Reproduce the records verbatim from the line that contains "512, 718, 522]" through the line that contains "148, 783, 164]", including both of those lines.

______________________________

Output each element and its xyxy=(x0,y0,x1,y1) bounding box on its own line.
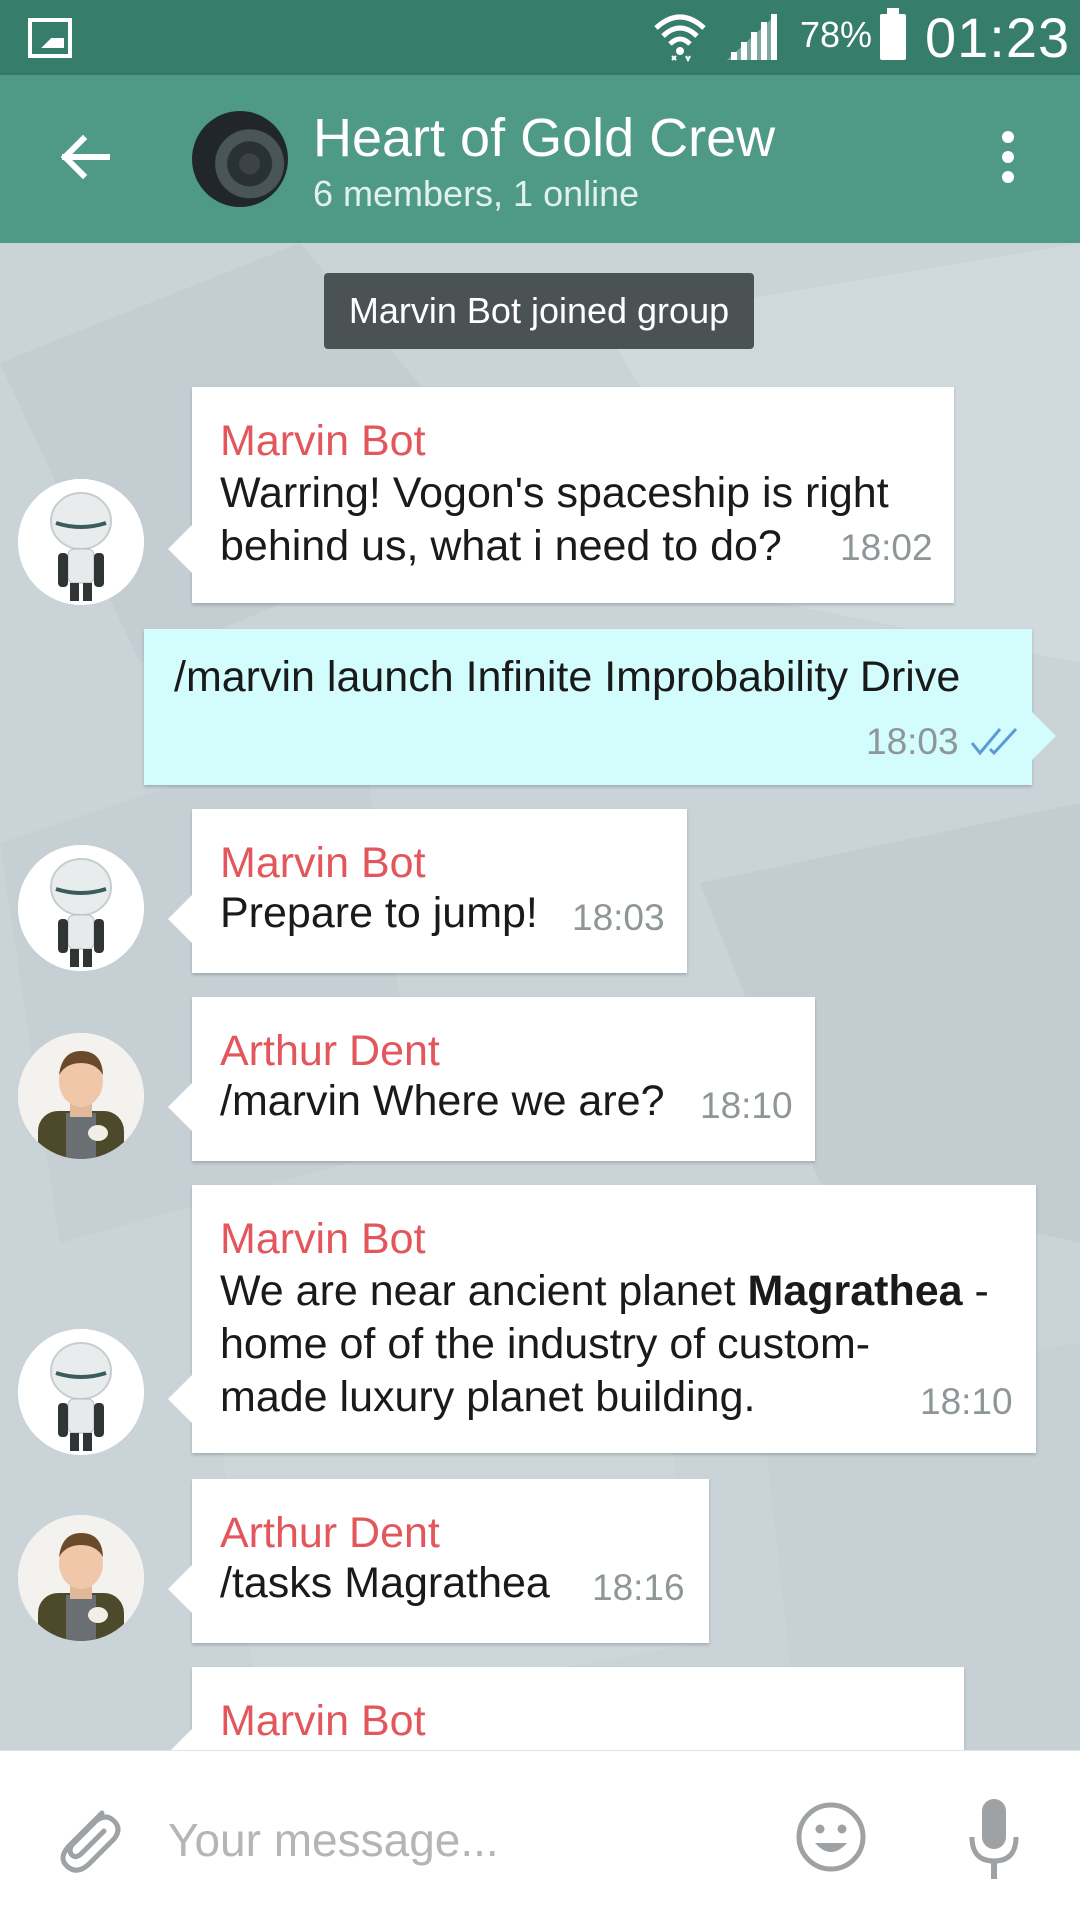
message-list[interactable]: Marvin Bot joined group Marvin Bot Warri… xyxy=(0,243,1080,1750)
back-arrow-icon[interactable] xyxy=(55,127,115,187)
avatar-marvin-bot[interactable] xyxy=(18,479,144,605)
message-line: home of of the industry of custom- xyxy=(220,1320,871,1368)
message-text: /marvin launch Infinite Improbability Dr… xyxy=(174,653,961,701)
sender-name[interactable]: Arthur Dent xyxy=(220,1027,440,1076)
microphone-icon[interactable] xyxy=(964,1797,1024,1883)
message-text: Warring! Vogon's spaceship is right behi… xyxy=(220,467,889,573)
message-time: 18:03 xyxy=(572,897,665,938)
read-receipt-icon xyxy=(970,727,1018,756)
message-time: 18:03 xyxy=(866,721,959,762)
sender-name[interactable]: Marvin Bot xyxy=(220,1215,426,1264)
message-bubble[interactable]: Marvin Bot Prepare to jump! 18:03 xyxy=(168,809,687,973)
message-time: 18:16 xyxy=(592,1567,685,1608)
message-line: behind us, what i need to do? xyxy=(220,522,782,570)
chat-header: Heart of Gold Crew 6 members, 1 online xyxy=(0,75,1080,243)
sender-name[interactable]: Marvin Bot xyxy=(220,1697,426,1746)
message-text: /marvin Where we are? xyxy=(220,1077,665,1125)
message-bubble[interactable]: Marvin Bot xyxy=(168,1667,964,1750)
message-bubble-outgoing[interactable]: /marvin launch Infinite Improbability Dr… xyxy=(144,629,1056,785)
emoji-icon[interactable] xyxy=(795,1801,867,1873)
sender-name[interactable]: Marvin Bot xyxy=(220,417,426,466)
message-input[interactable] xyxy=(166,1809,770,1871)
message-text: Prepare to jump! xyxy=(220,889,538,937)
message-time: 18:10 xyxy=(700,1085,793,1126)
avatar-marvin-bot[interactable] xyxy=(18,1329,144,1455)
avatar-arthur-dent[interactable] xyxy=(18,1033,144,1159)
group-members-status: 6 members, 1 online xyxy=(313,173,640,214)
more-options-icon[interactable] xyxy=(1000,131,1016,187)
wifi-icon xyxy=(654,14,706,63)
message-text: /tasks Magrathea xyxy=(220,1559,550,1607)
message-line: made luxury planet building. xyxy=(220,1373,756,1421)
service-message: Marvin Bot joined group xyxy=(324,273,754,349)
message-line: We are near ancient planet Magrathea - xyxy=(220,1267,989,1315)
message-text: We are near ancient planet Magrathea - h… xyxy=(220,1265,989,1424)
message-bubble[interactable]: Arthur Dent /tasks Magrathea 18:16 xyxy=(168,1479,709,1643)
status-bar: 78% 01:23 xyxy=(0,0,1080,75)
paperclip-icon[interactable] xyxy=(50,1799,122,1879)
message-bubble[interactable]: Marvin Bot Warring! Vogon's spaceship is… xyxy=(168,387,954,603)
planet-name: Magrathea xyxy=(747,1267,963,1315)
message-bubble[interactable]: Marvin Bot We are near ancient planet Ma… xyxy=(168,1185,1036,1453)
gallery-notification-icon xyxy=(28,18,72,58)
group-title[interactable]: Heart of Gold Crew xyxy=(313,107,775,169)
sender-name[interactable]: Arthur Dent xyxy=(220,1509,440,1558)
message-bubble[interactable]: Arthur Dent /marvin Where we are? 18:10 xyxy=(168,997,815,1161)
message-time: 18:02 xyxy=(840,527,933,568)
sender-name[interactable]: Marvin Bot xyxy=(220,839,426,888)
avatar-marvin-bot[interactable] xyxy=(18,845,144,971)
group-avatar[interactable] xyxy=(192,111,288,207)
avatar-arthur-dent[interactable] xyxy=(18,1515,144,1641)
message-composer xyxy=(0,1750,1080,1921)
message-time: 18:10 xyxy=(920,1381,1013,1422)
clock: 01:23 xyxy=(925,6,1071,69)
battery-percent: 78% xyxy=(800,14,873,55)
message-line: Warring! Vogon's spaceship is right xyxy=(220,469,889,517)
signal-icon xyxy=(727,14,777,60)
battery-icon xyxy=(880,8,906,60)
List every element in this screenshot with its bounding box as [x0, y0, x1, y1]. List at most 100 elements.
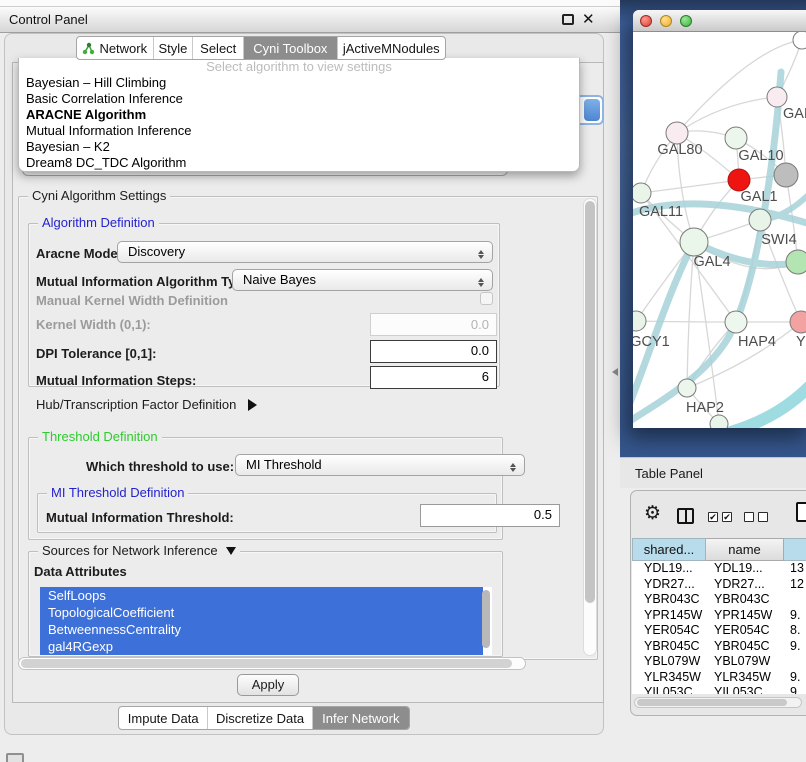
checkbox-checked-icon[interactable]: ✔	[708, 512, 718, 522]
table-row[interactable]: YLR345WYLR345W9.	[632, 670, 806, 686]
node-gcy1[interactable]	[633, 311, 646, 331]
node-label: HAP2	[686, 400, 724, 416]
node-label: GAL10	[738, 148, 783, 164]
close-icon[interactable]: ✕	[582, 9, 595, 31]
mi-type-label: Mutual Information Algorithm Type:	[36, 274, 255, 289]
tab-impute-data[interactable]: Impute Data	[119, 707, 207, 729]
table-header: shared... name	[632, 538, 806, 561]
tab-select[interactable]: Select	[192, 37, 243, 59]
node-gal4[interactable]	[680, 228, 708, 256]
mac-zoom-icon[interactable]	[680, 15, 692, 27]
dropdown-item[interactable]: Mutual Information Inference	[19, 123, 579, 139]
network-canvas[interactable]: GAL80 GAL10 GAL1 GAL11 SWI4 GAL4 GCY1 HA…	[633, 32, 806, 428]
table-hscroll-thumb[interactable]	[637, 699, 787, 706]
dropdown-item[interactable]: Dream8 DC_TDC Algorithm	[19, 155, 579, 171]
hscroll-thumb[interactable]	[21, 659, 512, 668]
tab-discretize-data[interactable]: Discretize Data	[207, 707, 311, 729]
node-hap2[interactable]	[678, 379, 696, 397]
control-panel-tabbar: Network Style Select Cyni Toolbox jActiv…	[76, 36, 446, 60]
network-window-titlebar[interactable]	[633, 10, 806, 32]
column-header-partial[interactable]	[784, 538, 806, 561]
threshold-definition-title: Threshold Definition	[38, 429, 162, 444]
node-gal80[interactable]	[666, 122, 688, 144]
node-label: Y	[796, 334, 806, 350]
apply-button[interactable]: Apply	[237, 674, 299, 696]
document-icon[interactable]	[796, 502, 806, 522]
which-threshold-label: Which threshold to use:	[86, 459, 234, 474]
node-green-right[interactable]	[786, 250, 806, 274]
mi-threshold-title: MI Threshold Definition	[47, 485, 188, 500]
list-item[interactable]: TopologicalCoefficient	[40, 604, 483, 621]
nodes[interactable]	[633, 32, 806, 428]
kernel-width-input[interactable]: 0.0	[370, 313, 497, 336]
dropdown-item[interactable]: Bayesian – Hill Climbing	[19, 75, 579, 91]
column-header-name[interactable]: name	[706, 538, 784, 561]
tab-infer-network[interactable]: Infer Network	[312, 707, 409, 729]
node-label: GCY1	[633, 334, 670, 350]
node-label: GAL4	[693, 254, 730, 270]
table-row[interactable]: YDR27...YDR27...12	[632, 577, 806, 593]
table-row[interactable]: YBR043CYBR043C	[632, 592, 806, 608]
table-row[interactable]: YDL19...YDL19...13	[632, 561, 806, 577]
node-label: GAL80	[657, 142, 702, 158]
dropdown-item[interactable]: Basic Correlation Inference	[19, 91, 579, 107]
node-hap4[interactable]	[725, 311, 747, 333]
mi-threshold-input[interactable]: 0.5	[420, 504, 560, 527]
node-bottom[interactable]	[710, 415, 728, 428]
network-window[interactable]: GAL80 GAL10 GAL1 GAL11 SWI4 GAL4 GCY1 HA…	[633, 10, 806, 428]
tab-network[interactable]: Network	[77, 37, 153, 59]
manual-kernel-checkbox[interactable]	[480, 292, 493, 305]
mi-steps-input[interactable]: 6	[370, 366, 497, 389]
algorithm-dropdown-popup: Select algorithm to view settings Bayesi…	[18, 58, 580, 172]
table-horizontal-scrollbar[interactable]	[634, 697, 802, 708]
node-gal10[interactable]	[725, 127, 747, 149]
table-row[interactable]: YBL079WYBL079W	[632, 654, 806, 670]
mac-minimize-icon[interactable]	[660, 15, 672, 27]
gear-icon[interactable]: ⚙	[644, 504, 661, 523]
list-item[interactable]: BetweennessCentrality	[40, 621, 483, 638]
algorithm-definition-title: Algorithm Definition	[38, 215, 159, 230]
list-scrollbar-thumb[interactable]	[482, 590, 490, 648]
checkbox-checked-icon[interactable]: ✔	[722, 512, 732, 522]
dpi-tolerance-input[interactable]: 0.0	[370, 340, 497, 363]
node-gray[interactable]	[774, 163, 798, 187]
table-row[interactable]: YIL053CYIL053C9.	[632, 685, 806, 694]
dropdown-item-selected[interactable]: ARACNE Algorithm	[19, 107, 579, 123]
column-header-shared[interactable]: shared...	[632, 538, 706, 561]
table-row[interactable]: YPR145WYPR145W9.	[632, 608, 806, 624]
sources-title[interactable]: Sources for Network Inference	[38, 543, 240, 561]
dock-panel-icon[interactable]	[6, 753, 24, 762]
dropdown-item[interactable]: Bayesian – K2	[19, 139, 579, 155]
hub-definition-toggle[interactable]: Hub/Transcription Factor Definition	[36, 397, 263, 412]
window-top-strip	[0, 0, 620, 7]
tab-cyni-toolbox[interactable]: Cyni Toolbox	[243, 37, 336, 59]
panel-resize-handle[interactable]	[608, 368, 618, 376]
which-threshold-combo[interactable]: MI Threshold	[235, 454, 525, 476]
app-root: Control Panel ✕ Network Style Select Cyn…	[0, 0, 806, 762]
node-gal-top[interactable]	[767, 87, 787, 107]
table-row[interactable]: YER054CYER054C8.	[632, 623, 806, 639]
mac-close-icon[interactable]	[640, 15, 652, 27]
float-window-icon[interactable]	[562, 14, 574, 25]
tab-jactivemnodules[interactable]: jActiveMNodules	[337, 37, 445, 59]
list-item[interactable]: gal4RGexp	[40, 638, 483, 655]
node-gal1-red[interactable]	[728, 169, 750, 191]
column-layout-icon[interactable]	[677, 508, 694, 524]
table-row[interactable]: YBR045CYBR045C9.	[632, 639, 806, 655]
aracne-mode-combo[interactable]: Discovery	[117, 241, 493, 263]
node-swi4[interactable]	[749, 209, 771, 231]
network-icon	[82, 42, 95, 55]
spinner-highlight	[584, 99, 600, 121]
mi-type-combo[interactable]: Naive Bayes	[232, 269, 493, 291]
tab-style[interactable]: Style	[153, 37, 193, 59]
checkbox-unchecked-icon[interactable]	[744, 512, 754, 522]
vscroll-thumb[interactable]	[585, 201, 595, 603]
node-partial[interactable]	[793, 32, 806, 49]
list-item[interactable]: SelfLoops	[40, 587, 483, 604]
settings-vertical-scrollbar[interactable]	[583, 198, 597, 656]
settings-horizontal-scrollbar[interactable]	[18, 657, 526, 670]
checkbox-unchecked-icon[interactable]	[758, 512, 768, 522]
node-gal11[interactable]	[633, 183, 651, 203]
data-attributes-label: Data Attributes	[34, 564, 127, 579]
combo-arrows-icon	[477, 273, 485, 289]
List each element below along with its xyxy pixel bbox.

______________________________

◆ **WORKED ANSWER**:
checkbox-checked-icon[interactable]: ✔	[708, 512, 718, 522]
table-row[interactable]: YLR345WYLR345W9.	[632, 670, 806, 686]
node-gcy1[interactable]	[633, 311, 646, 331]
node-label: HAP2	[686, 400, 724, 416]
node-label: GAL10	[738, 148, 783, 164]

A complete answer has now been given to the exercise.